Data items

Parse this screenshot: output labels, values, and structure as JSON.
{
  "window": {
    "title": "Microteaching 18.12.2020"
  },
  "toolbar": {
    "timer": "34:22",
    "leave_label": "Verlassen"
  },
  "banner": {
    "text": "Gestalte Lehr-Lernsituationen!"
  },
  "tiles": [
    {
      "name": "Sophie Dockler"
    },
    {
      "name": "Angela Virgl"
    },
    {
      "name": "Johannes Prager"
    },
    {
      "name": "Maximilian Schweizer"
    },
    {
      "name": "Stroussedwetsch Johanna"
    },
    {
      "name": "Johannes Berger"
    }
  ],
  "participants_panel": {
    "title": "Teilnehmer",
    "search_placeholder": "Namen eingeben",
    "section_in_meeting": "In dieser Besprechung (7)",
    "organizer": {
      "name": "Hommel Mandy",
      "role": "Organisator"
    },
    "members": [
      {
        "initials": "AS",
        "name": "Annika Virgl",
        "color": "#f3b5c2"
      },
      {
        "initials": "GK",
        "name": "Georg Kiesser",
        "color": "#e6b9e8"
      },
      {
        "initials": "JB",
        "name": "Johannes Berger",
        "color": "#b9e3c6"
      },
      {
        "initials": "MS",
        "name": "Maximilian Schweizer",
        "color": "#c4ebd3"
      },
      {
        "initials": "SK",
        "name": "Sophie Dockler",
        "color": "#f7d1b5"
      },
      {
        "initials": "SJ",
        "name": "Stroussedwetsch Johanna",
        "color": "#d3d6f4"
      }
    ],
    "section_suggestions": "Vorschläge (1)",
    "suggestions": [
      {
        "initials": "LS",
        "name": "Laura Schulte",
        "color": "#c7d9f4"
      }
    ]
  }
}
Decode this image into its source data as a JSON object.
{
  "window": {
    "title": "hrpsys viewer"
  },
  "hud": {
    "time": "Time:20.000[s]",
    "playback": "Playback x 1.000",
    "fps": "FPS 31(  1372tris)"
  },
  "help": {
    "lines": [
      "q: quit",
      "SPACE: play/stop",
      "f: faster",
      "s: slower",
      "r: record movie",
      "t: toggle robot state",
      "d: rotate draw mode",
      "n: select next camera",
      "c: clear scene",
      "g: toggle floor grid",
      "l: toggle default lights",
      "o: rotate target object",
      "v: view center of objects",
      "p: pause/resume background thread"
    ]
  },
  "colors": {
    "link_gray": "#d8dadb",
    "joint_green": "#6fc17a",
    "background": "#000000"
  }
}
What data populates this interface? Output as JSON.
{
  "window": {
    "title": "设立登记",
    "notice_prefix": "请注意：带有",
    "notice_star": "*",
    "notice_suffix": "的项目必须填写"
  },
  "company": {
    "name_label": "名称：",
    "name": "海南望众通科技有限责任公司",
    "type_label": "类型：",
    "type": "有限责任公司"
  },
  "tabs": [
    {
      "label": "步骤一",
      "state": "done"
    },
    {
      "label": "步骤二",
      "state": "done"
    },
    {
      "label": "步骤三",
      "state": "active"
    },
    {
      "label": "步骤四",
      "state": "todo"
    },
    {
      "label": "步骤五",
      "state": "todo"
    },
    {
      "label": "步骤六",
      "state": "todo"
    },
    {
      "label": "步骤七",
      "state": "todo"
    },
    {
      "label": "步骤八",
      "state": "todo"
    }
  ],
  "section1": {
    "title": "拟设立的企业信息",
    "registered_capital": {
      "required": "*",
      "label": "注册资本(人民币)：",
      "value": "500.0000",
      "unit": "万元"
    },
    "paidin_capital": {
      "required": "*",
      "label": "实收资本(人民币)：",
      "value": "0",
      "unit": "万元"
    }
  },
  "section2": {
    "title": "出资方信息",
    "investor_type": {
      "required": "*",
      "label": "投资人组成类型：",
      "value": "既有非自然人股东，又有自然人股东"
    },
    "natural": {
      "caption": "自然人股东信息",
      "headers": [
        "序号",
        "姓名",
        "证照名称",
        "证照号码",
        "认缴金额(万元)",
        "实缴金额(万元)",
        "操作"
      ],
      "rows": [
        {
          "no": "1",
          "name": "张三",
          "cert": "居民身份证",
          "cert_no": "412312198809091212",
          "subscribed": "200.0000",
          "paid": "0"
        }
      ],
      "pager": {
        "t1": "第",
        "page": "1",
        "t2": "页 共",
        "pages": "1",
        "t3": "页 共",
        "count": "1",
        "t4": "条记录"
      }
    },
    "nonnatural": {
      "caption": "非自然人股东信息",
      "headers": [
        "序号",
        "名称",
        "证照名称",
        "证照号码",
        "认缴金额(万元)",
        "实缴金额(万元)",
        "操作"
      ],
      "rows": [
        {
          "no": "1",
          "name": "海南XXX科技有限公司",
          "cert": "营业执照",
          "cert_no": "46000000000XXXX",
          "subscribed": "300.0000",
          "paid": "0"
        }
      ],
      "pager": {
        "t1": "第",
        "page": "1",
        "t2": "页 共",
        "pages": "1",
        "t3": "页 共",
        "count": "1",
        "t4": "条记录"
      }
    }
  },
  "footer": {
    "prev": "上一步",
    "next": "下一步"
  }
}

* [Problem details]: Copy down every line of the entries containing the word "this".

* [Exercise answer]:
Parse this screenshot: output labels, values, and structure as JSON.
Decode this image into its source data as a JSON object.
What data populates this interface? Output as JSON.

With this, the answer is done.